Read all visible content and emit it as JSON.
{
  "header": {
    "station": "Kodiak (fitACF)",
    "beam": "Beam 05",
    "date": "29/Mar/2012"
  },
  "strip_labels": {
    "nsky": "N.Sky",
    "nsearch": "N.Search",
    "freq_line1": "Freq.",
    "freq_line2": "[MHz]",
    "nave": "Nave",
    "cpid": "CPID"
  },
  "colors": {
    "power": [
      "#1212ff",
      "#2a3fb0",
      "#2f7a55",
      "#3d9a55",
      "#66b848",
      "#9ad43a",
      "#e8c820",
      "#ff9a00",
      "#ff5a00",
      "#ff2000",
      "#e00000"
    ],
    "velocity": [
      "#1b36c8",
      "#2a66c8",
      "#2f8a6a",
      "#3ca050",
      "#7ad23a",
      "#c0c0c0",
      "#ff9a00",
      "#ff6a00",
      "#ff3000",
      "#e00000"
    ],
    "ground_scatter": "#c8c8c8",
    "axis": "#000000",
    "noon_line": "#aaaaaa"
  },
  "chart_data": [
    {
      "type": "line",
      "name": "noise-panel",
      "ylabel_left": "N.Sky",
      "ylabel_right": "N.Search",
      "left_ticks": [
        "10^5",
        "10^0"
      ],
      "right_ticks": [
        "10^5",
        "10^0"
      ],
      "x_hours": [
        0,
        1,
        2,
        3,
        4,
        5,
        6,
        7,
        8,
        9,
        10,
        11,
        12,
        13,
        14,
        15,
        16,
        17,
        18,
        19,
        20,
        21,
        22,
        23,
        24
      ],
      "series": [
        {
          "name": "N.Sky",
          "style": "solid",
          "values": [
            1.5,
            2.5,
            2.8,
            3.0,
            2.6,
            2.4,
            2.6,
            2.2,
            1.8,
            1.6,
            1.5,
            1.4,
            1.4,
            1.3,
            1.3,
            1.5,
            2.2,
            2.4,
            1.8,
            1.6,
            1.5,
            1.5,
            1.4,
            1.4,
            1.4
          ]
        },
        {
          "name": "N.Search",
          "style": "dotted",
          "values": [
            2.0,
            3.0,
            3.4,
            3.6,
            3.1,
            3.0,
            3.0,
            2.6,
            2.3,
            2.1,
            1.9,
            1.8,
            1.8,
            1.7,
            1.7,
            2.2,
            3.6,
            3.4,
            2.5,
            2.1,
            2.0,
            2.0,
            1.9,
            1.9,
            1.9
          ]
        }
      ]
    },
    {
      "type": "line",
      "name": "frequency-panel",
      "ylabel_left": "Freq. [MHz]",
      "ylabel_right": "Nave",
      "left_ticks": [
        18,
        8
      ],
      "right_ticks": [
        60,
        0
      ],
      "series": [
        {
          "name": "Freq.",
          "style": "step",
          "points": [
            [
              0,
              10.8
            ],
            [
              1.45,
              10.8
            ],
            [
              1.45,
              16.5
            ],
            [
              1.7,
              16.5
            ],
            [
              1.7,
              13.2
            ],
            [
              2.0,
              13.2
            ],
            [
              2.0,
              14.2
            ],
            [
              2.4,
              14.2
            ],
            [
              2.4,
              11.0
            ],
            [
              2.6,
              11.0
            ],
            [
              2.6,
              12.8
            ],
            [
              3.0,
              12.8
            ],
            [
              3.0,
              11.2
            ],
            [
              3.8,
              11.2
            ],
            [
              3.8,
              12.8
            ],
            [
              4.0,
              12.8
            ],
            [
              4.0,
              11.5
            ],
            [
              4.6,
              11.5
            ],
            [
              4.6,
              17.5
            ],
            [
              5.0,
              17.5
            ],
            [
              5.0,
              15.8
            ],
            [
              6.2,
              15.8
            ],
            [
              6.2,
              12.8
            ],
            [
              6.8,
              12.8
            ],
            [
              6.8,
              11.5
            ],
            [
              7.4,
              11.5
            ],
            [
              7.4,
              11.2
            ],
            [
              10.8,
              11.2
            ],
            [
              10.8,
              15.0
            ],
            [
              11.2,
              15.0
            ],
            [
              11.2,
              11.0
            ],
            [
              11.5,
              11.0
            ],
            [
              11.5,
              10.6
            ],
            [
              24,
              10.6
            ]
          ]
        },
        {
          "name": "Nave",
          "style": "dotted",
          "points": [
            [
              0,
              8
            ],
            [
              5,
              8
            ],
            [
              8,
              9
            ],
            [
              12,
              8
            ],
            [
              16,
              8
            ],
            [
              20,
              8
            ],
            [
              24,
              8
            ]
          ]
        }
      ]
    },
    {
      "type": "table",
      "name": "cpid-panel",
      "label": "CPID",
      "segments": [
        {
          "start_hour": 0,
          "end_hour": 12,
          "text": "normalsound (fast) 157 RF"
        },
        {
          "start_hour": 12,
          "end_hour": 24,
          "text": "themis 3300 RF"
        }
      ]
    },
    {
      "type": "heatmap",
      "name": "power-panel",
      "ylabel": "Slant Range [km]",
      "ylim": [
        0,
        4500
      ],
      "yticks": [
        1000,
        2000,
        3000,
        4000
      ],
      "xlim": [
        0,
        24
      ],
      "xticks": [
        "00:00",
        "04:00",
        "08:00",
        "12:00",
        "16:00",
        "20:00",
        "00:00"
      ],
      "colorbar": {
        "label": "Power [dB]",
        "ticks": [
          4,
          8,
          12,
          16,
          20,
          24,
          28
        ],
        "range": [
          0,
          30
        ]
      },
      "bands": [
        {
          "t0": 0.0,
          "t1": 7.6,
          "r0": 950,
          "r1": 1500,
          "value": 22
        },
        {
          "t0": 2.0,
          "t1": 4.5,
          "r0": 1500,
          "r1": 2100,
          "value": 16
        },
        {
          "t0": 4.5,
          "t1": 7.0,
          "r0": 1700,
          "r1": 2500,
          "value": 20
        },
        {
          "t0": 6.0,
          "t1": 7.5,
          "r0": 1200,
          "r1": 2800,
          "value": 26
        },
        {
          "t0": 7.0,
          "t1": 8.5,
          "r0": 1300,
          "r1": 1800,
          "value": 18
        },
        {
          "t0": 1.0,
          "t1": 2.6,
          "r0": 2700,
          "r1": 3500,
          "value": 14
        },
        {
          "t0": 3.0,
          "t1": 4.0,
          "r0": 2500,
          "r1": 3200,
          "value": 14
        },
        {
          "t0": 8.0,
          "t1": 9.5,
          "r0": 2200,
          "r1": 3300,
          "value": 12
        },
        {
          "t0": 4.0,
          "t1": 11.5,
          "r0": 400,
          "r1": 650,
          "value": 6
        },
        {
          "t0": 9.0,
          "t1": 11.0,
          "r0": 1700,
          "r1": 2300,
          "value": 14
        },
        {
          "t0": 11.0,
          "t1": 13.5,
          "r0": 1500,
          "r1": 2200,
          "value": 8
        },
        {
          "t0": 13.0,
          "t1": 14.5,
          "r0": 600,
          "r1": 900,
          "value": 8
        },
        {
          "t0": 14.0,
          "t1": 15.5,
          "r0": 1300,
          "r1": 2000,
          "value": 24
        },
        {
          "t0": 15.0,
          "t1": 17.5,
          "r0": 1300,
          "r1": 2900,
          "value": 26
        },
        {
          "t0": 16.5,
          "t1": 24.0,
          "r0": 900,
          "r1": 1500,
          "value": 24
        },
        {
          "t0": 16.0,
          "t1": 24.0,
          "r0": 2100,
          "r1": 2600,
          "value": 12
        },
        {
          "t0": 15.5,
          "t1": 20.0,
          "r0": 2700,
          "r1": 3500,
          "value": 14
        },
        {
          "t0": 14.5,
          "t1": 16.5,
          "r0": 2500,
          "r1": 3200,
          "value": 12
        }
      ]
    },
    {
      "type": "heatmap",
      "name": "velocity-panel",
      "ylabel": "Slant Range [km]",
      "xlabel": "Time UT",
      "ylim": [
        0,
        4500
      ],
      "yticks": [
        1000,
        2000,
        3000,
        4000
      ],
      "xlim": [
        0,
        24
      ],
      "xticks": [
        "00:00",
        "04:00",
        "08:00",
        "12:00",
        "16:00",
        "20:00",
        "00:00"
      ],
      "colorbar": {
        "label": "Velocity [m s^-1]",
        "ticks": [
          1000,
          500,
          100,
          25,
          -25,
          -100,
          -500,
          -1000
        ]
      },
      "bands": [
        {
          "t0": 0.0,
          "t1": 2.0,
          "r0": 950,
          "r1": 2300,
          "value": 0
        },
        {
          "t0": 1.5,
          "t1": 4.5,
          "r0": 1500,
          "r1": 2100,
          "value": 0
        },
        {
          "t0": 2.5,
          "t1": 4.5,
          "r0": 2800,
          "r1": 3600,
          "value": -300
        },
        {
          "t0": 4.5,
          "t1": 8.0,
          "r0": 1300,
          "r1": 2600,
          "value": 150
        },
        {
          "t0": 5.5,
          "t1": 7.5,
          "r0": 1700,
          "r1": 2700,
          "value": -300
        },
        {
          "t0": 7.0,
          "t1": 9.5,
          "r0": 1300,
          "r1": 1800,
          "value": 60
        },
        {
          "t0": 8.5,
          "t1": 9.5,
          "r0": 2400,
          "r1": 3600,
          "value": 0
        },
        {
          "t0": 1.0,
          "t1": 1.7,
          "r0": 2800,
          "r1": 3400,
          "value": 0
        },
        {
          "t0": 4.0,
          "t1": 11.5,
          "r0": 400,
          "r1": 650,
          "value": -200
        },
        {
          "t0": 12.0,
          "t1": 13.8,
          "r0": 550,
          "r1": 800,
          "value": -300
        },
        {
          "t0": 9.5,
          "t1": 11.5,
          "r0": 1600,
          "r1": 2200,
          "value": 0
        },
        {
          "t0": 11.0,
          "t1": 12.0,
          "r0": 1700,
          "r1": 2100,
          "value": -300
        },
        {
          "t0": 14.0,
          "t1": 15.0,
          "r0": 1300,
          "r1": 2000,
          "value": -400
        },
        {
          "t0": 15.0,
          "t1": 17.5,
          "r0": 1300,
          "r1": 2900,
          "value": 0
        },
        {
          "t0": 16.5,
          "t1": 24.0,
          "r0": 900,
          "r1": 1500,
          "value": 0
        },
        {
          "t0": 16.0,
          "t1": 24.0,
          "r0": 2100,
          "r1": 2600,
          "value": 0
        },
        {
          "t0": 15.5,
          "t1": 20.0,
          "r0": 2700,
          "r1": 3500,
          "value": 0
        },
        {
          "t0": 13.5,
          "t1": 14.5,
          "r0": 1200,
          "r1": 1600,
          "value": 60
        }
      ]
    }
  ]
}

▶ [REQUIREMENT]: Extract every line from the records above that contains the word "Search".

▶ [ANSWER TO THIS EXERCISE]:
    "nsearch": "N.Search",
      "ylabel_right": "N.Search",
          "name": "N.Search",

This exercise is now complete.